- GOAL OF THE EXERCISE:
Collect each line holding the string "przyczyn".

- SUPPLIED RECORDS:

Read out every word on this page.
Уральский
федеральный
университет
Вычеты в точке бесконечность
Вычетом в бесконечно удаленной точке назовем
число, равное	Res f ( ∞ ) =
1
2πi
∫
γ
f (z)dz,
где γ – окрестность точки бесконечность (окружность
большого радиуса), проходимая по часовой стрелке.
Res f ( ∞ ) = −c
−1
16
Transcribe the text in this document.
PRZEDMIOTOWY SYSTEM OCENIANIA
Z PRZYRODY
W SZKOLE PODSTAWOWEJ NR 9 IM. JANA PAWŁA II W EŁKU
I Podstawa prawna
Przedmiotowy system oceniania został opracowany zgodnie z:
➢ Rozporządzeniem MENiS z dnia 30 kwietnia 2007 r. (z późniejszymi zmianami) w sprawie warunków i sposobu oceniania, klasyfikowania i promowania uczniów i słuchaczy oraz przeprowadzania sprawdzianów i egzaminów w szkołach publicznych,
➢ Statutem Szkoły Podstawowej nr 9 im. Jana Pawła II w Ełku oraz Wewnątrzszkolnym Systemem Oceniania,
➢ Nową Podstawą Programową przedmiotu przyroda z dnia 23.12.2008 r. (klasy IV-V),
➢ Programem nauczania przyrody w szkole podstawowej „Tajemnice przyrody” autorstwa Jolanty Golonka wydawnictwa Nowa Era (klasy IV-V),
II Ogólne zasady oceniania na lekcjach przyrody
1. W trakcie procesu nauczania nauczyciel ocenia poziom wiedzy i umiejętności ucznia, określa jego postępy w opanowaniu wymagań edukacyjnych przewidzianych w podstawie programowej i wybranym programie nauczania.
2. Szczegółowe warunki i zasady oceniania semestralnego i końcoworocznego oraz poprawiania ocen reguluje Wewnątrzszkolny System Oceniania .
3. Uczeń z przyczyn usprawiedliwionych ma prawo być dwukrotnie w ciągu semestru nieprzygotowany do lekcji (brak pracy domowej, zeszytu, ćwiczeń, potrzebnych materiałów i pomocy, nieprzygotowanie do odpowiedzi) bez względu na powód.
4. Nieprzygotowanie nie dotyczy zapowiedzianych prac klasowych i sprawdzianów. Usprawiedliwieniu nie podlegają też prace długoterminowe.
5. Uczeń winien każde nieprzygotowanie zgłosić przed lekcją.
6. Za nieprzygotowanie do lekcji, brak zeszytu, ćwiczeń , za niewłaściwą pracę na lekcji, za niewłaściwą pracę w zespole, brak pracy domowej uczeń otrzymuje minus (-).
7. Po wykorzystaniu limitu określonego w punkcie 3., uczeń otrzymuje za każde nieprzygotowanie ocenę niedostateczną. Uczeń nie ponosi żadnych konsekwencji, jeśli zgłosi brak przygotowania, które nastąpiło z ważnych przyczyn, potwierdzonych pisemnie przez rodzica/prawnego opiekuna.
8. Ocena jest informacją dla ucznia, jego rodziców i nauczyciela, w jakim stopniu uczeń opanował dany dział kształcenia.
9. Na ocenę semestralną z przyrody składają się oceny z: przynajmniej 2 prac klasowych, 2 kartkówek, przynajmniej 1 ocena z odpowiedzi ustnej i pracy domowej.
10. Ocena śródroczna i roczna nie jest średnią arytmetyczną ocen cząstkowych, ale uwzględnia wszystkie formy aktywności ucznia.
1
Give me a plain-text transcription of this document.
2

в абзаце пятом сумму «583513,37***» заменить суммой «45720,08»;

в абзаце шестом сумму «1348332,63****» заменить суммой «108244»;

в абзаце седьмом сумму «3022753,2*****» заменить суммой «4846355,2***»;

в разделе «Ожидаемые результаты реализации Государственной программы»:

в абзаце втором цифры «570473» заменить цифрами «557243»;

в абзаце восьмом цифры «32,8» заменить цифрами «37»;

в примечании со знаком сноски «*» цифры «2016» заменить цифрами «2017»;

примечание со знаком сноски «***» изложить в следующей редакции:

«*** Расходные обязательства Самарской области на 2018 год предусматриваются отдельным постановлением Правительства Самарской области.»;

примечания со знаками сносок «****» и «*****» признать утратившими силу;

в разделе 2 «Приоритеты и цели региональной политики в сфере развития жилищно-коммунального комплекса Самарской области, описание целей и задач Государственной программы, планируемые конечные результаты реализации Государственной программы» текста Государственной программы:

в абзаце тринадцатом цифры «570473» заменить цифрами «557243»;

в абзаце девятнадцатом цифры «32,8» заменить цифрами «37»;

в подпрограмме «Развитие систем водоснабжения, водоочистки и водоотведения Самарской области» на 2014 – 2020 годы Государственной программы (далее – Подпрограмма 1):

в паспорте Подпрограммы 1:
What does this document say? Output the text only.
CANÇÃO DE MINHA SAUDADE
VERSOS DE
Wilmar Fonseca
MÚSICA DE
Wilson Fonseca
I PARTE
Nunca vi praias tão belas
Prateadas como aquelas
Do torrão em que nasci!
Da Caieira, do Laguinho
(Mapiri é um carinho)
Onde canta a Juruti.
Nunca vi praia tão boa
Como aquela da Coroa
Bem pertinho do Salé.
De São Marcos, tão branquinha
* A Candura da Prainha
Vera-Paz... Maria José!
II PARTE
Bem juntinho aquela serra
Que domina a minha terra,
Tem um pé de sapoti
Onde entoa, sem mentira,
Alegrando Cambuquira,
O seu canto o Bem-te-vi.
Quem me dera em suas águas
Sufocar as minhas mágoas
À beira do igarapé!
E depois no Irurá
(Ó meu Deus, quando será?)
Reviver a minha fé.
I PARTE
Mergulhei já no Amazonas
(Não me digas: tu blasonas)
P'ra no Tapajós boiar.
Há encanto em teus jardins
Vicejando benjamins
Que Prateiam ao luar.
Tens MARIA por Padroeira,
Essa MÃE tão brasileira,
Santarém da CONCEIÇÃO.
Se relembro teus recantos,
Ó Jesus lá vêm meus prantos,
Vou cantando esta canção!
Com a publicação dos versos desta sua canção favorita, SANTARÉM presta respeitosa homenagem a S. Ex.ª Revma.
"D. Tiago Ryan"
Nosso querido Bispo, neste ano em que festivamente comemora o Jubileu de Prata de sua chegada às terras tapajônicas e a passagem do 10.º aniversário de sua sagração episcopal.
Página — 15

- EXERCISE SOLUTION:
3. Uczeń z przyczyn usprawiedliwionych ma prawo być dwukrotnie w ciągu semestru nieprzygotowany do lekcji (brak pracy domowej, zeszytu, ćwiczeń, potrzebnych materiałów i pomocy, nieprzygotowanie do odpowiedzi) bez względu na powód.
7. Po wykorzystaniu limitu określonego w punkcie 3., uczeń otrzymuje za każde nieprzygotowanie ocenę niedostateczną. Uczeń nie ponosi żadnych konsekwencji, jeśli zgłosi brak przygotowania, które nastąpiło z ważnych przyczyn, potwierdzonych pisemnie przez rodzica/prawnego opiekuna.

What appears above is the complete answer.